#### Stated problem A:
In the text excerpt on entropy, list every expression that appears to the right of "&=&" in the multi-line derivation of \(\log(\sharp)\).

#### Text excerpt:
That cancels out the leading capital N.

\[
 \log(\sharp) = \log(\sharp) = N \log N  - N \sum\parens{P(i) \log\parens{P(i) N}}
\]
 
and we can simplify even more:

\[
\begin{array}{lcl}
 \log(\sharp) &=& N \log N - N \sum P(i) \log(P(i))+   N \parens{\sum P(i)} \log N\\
&=& - N \sum P(i) \log(P(i)) \\
&=& -  \sum_i N P(i) \log(P(i))
\end{array}
\]
(using the fact that \(\sum P(i) = 1\) ).  We have seen this before.
It is just \(N\) times the entropy.  Why \(N\) times? Well, there are
\(N\) boxes.


Incidentally, we can get rid of the \(N\) since we're trying to
maximizing something here, and maximizing anything times \(N\) is
essentially the same problem as maximizing the same thing multiplied
by 1 instead of \(N\), and since the latter is simpler we'll do that.


Our mathematical problem now is to figure out the number of way to
satisfy a given occupation number,  is simply \( \log(\sharp) = - N \sum_i P(i) \log
P(i) \).  Now what we want to do is to maximize this thing, including
the minus sign.  We want to find the most likely distribution of
occupation numbers (\(n_i\)s), subject to the two constraints listed above
(\(\sum P(i) = 1\), and \(\sum P(i) E(i) = \bar{E}\).  How do we
do this? Well, we use the method of \idx{lagrange multipliers}.  We
gather the lagrange multipliers from each constraint, put them all
together and get a set of equations that can be solved
\(\log(\sharp)\) can be viewed either as a function of occupation
numbers or probabilities, and in this case we're interested in the
probabilities. So the formula we want to optimize is this:

\[
- \sum_i P(i) \log P(i)  - \alpha \sum P(i) - \beta \sum E_i P(i)

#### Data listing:
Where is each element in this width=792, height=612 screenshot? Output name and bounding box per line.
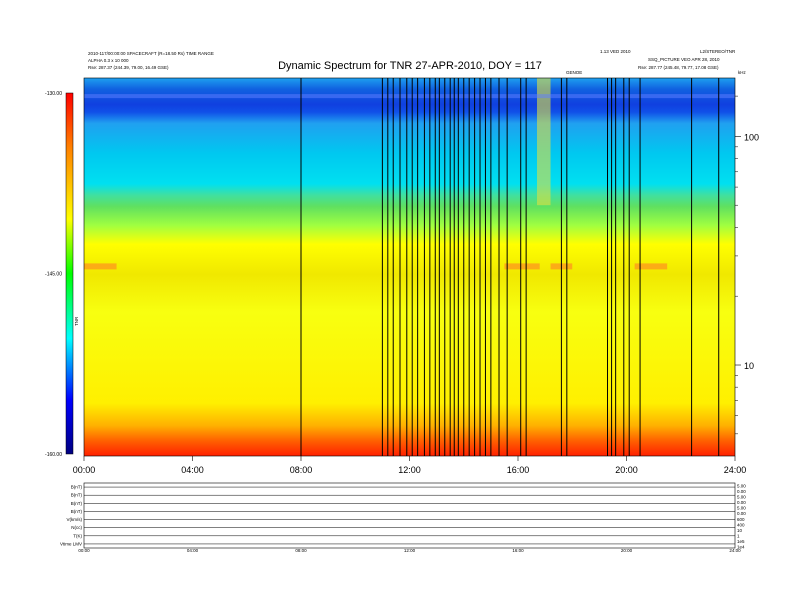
in-situ-row-label: B(nT) [71, 493, 83, 498]
in-situ-time-label: 08:00 [295, 548, 307, 553]
header-mid-note: GENOE [566, 70, 582, 75]
radio-burst [536, 78, 551, 206]
header-right-line2: L2/STEREO/TNR [700, 49, 736, 54]
in-situ-time-label: 16:00 [512, 548, 524, 553]
in-situ-panel: B(nT) B(nT) B(nT) B(nT) V(km/s) N(cc) T(K) Vtim… [60, 482, 746, 553]
in-situ-time-label: 20:00 [621, 548, 633, 553]
in-situ-time-label: 04:00 [187, 548, 199, 553]
colorbar [65, 92, 74, 455]
in-situ-scale-label: 5.00 [737, 506, 746, 511]
in-situ-scale-label: 1e4 [737, 545, 745, 550]
header-left-line1: 2010-117/00:00:00 SPACECRAFT (R=18.50 Rs… [88, 51, 214, 56]
in-situ-frame [83, 482, 736, 549]
colorbar-tick-label: -130.00 [45, 91, 62, 97]
interference-line [84, 94, 735, 99]
x-tick-label: 04:00 [181, 465, 204, 475]
in-situ-scale-label: 5.00 [737, 495, 746, 500]
in-situ-scale-label: 0.00 [737, 500, 746, 505]
header-left-line2: ALPHA 0.3 x 10 000 [88, 58, 129, 63]
x-tick-label: 24:00 [724, 465, 747, 475]
in-situ-scale-label: 0.00 [737, 489, 746, 494]
in-situ-row-label: B(nT) [71, 501, 83, 506]
colorbar-ticks: -130.00 -145.00 -160.00 [45, 91, 62, 458]
header-right-line3: SSQ_PICTURE VEO APR 28, 2010 [648, 57, 720, 62]
x-tick-label: 00:00 [73, 465, 96, 475]
x-axis-ticks: 00:00 04:00 08:00 12:00 16:00 20:00 24:00 [73, 456, 747, 475]
in-situ-row-label: Vtime LMV [60, 541, 82, 546]
radio-emission-band [504, 263, 540, 270]
x-tick-label: 12:00 [398, 465, 421, 475]
y-unit-label: kHz [738, 70, 746, 75]
in-situ-scale-label: 0.00 [737, 511, 746, 516]
chart-title: Dynamic Spectrum for TNR 27-APR-2010, DO… [278, 60, 542, 72]
x-tick-label: 08:00 [290, 465, 313, 475]
radio-emission-band [634, 263, 668, 270]
in-situ-time-label: 24:00 [729, 548, 741, 553]
colorbar-label: TNR [74, 316, 79, 326]
header-right-line1: 1.13 VED 2010 [600, 49, 631, 54]
data-dropout-lines [300, 78, 720, 456]
in-situ-scale-label: 5.00 [737, 484, 746, 489]
colorbar-tick-label: -145.00 [45, 272, 62, 278]
in-situ-row-label: B(nT) [71, 509, 83, 514]
in-situ-time-label: 12:00 [404, 548, 416, 553]
radio-emission-band [84, 263, 117, 270]
y-tick-label: 10 [744, 361, 754, 371]
in-situ-scale-label: 1 [737, 533, 740, 538]
in-situ-row-label: B(nT) [71, 485, 83, 490]
spectrogram-background [84, 78, 735, 456]
header-left-rse: Rse: 287.37 (244.39, 79.00, 16.49 GSE) [88, 65, 169, 70]
in-situ-scale-label: 1e5 [737, 539, 745, 544]
spectrogram-features [84, 78, 735, 270]
in-situ-scale-label: 600 [737, 517, 745, 522]
in-situ-row-label: V(km/s) [67, 517, 83, 522]
in-situ-time-label: 00:00 [78, 548, 90, 553]
x-tick-label: 16:00 [507, 465, 530, 475]
header-right-rse: Rse: 287.77 (245.48, 79.77, 17.08 GSE) [638, 65, 719, 70]
in-situ-row-label: N(cc) [71, 525, 82, 530]
colorbar-tick-label: -160.00 [45, 452, 62, 458]
y-tick-label: 100 [744, 132, 759, 142]
y-axis-ticks: 100 10 [735, 95, 759, 435]
x-tick-label: 20:00 [615, 465, 638, 475]
spectrogram [84, 78, 735, 456]
in-situ-row-label: T(K) [73, 533, 82, 538]
in-situ-scale-label: 10 [737, 528, 743, 533]
in-situ-scale-label: 400 [737, 522, 745, 527]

#### Stated problem B:
Render as a numbered list the rows of the data listing, beginning at the row that contains "in-situ-row-label: B(nT) [71, 493, 83, 498]" and ending after the row that contains "header-left-rse: Rse: 287.37". Omit any blank lines.

#### Result A:
- N \log N - N \sum P(i) \log(P(i))+   N \parens{\sum P(i)} \log N
- - N \sum P(i) \log(P(i))
- -  \sum_i N P(i) \log(P(i))

#### Result B:
1. in-situ-row-label: B(nT) [71, 493, 83, 498]
2. in-situ-time-label: 08:00 [295, 548, 307, 553]
3. header-mid-note: GENOE [566, 70, 582, 75]
4. radio-burst [536, 78, 551, 206]
5. header-right-line2: L2/STEREO/TNR [700, 49, 736, 54]
6. in-situ-time-label: 16:00 [512, 548, 524, 553]
7. in-situ-panel: B(nT) B(nT) B(nT) B(nT) V(km/s) N(cc) T(K) Vtim… [60, 482, 746, 553]
8. in-situ-time-label: 20:00 [621, 548, 633, 553]
9. in-situ-time-label: 04:00 [187, 548, 199, 553]
10. colorbar [65, 92, 74, 455]
11. in-situ-scale-label: 5.00 [737, 506, 746, 511]
12. in-situ-scale-label: 1e4 [737, 545, 745, 550]
13. header-left-line1: 2010-117/00:00:00 SPACECRAFT (R=18.50 Rs… [88, 51, 214, 56]
14. in-situ-frame [83, 482, 736, 549]
15. colorbar-tick-label: -130.00 [45, 91, 62, 97]
16. interference-line [84, 94, 735, 99]
17. x-tick-label: 04:00 [181, 465, 204, 475]
18. in-situ-scale-label: 5.00 [737, 495, 746, 500]
19. in-situ-scale-label: 0.00 [737, 500, 746, 505]
20. header-left-line2: ALPHA 0.3 x 10 000 [88, 58, 129, 63]
21. x-tick-label: 24:00 [724, 465, 747, 475]
22. in-situ-scale-label: 0.00 [737, 489, 746, 494]
23. in-situ-row-label: B(nT) [71, 501, 83, 506]
24. colorbar-ticks: -130.00 -145.00 -160.00 [45, 91, 62, 458]
25. header-right-line3: SSQ_PICTURE VEO APR 28, 2010 [648, 57, 720, 62]
26. x-tick-label: 00:00 [73, 465, 96, 475]
27. x-axis-ticks: 00:00 04:00 08:00 12:00 16:00 20:00 24:00 [73, 456, 747, 475]
28. in-situ-row-label: Vtime LMV [60, 541, 82, 546]
29. radio-emission-band [504, 263, 540, 270]
30. x-tick-label: 12:00 [398, 465, 421, 475]
31. y-unit-label: kHz [738, 70, 746, 75]
32. in-situ-scale-label: 0.00 [737, 511, 746, 516]
33. chart-title: Dynamic Spectrum for TNR 27-APR-2010, DO… [278, 60, 542, 72]
34. x-tick-label: 08:00 [290, 465, 313, 475]
35. radio-emission-band [634, 263, 668, 270]
36. in-situ-time-label: 24:00 [729, 548, 741, 553]
37. colorbar-label: TNR [74, 316, 79, 326]
38. header-right-line1: 1.13 VED 2010 [600, 49, 631, 54]
39. data-dropout-lines [300, 78, 720, 456]
40. in-situ-scale-label: 5.00 [737, 484, 746, 489]
41. colorbar-tick-label: -145.00 [45, 272, 62, 278]
42. in-situ-row-label: B(nT) [71, 509, 83, 514]
43. in-situ-time-label: 12:00 [404, 548, 416, 553]
44. radio-emission-band [84, 263, 117, 270]
45. y-tick-label: 10 [744, 361, 754, 371]
46. in-situ-scale-label: 1 [737, 533, 740, 538]
47. in-situ-row-label: B(nT) [71, 485, 83, 490]
48. spectrogram-background [84, 78, 735, 456]
49. header-left-rse: Rse: 287.37 (244.39, 79.00, 16.49 GSE) [88, 65, 169, 70]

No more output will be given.